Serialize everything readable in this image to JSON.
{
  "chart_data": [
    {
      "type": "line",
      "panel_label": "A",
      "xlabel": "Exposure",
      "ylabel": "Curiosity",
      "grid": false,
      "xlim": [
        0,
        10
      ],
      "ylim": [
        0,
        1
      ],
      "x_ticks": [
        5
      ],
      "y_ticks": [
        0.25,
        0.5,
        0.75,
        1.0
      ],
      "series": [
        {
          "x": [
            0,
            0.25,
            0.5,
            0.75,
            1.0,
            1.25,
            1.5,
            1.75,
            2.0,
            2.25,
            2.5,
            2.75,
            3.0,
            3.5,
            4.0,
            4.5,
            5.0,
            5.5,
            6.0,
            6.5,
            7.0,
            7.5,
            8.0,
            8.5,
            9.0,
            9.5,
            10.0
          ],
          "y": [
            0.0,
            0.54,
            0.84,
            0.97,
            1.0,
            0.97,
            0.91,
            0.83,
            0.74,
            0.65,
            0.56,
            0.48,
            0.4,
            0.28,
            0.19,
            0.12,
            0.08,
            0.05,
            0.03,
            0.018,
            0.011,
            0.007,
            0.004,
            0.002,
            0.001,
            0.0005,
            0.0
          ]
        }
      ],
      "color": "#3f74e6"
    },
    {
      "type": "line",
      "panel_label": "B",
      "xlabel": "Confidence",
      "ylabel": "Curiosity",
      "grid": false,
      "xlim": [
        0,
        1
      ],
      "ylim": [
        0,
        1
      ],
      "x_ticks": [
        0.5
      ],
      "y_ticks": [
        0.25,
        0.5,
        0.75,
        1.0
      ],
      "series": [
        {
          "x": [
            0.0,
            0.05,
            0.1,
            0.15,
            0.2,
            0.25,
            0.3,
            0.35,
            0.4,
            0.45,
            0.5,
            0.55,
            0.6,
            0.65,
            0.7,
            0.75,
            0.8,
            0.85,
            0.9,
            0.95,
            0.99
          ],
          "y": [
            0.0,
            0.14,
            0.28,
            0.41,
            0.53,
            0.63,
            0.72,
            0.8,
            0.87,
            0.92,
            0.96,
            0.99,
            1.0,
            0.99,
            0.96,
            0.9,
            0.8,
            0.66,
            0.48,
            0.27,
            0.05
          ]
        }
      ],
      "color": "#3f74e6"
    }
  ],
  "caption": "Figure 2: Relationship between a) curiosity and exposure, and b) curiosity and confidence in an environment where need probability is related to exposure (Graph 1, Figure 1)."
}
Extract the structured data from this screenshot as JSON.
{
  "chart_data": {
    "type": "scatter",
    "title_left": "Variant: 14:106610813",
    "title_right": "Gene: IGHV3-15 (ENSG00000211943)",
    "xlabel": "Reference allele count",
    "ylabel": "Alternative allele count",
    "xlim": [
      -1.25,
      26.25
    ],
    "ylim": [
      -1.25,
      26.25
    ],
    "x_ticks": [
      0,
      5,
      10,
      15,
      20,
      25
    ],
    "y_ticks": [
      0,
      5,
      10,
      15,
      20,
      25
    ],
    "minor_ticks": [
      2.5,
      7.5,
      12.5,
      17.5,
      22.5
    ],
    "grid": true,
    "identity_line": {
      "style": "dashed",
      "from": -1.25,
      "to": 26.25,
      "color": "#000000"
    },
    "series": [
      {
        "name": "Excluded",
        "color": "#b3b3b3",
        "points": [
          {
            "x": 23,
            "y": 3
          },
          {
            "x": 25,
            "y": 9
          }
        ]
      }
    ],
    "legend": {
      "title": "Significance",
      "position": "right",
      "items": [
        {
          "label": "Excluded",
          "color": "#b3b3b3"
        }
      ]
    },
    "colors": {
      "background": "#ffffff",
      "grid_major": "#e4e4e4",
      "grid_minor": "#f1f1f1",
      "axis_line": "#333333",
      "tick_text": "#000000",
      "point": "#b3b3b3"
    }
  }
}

JOB.
Copy every line in the entries above that has the string "from" in it.

ANSWER TO THIS PROBLEM.
Extract the structured data from this screenshot as JSON.
      "from": -1.25,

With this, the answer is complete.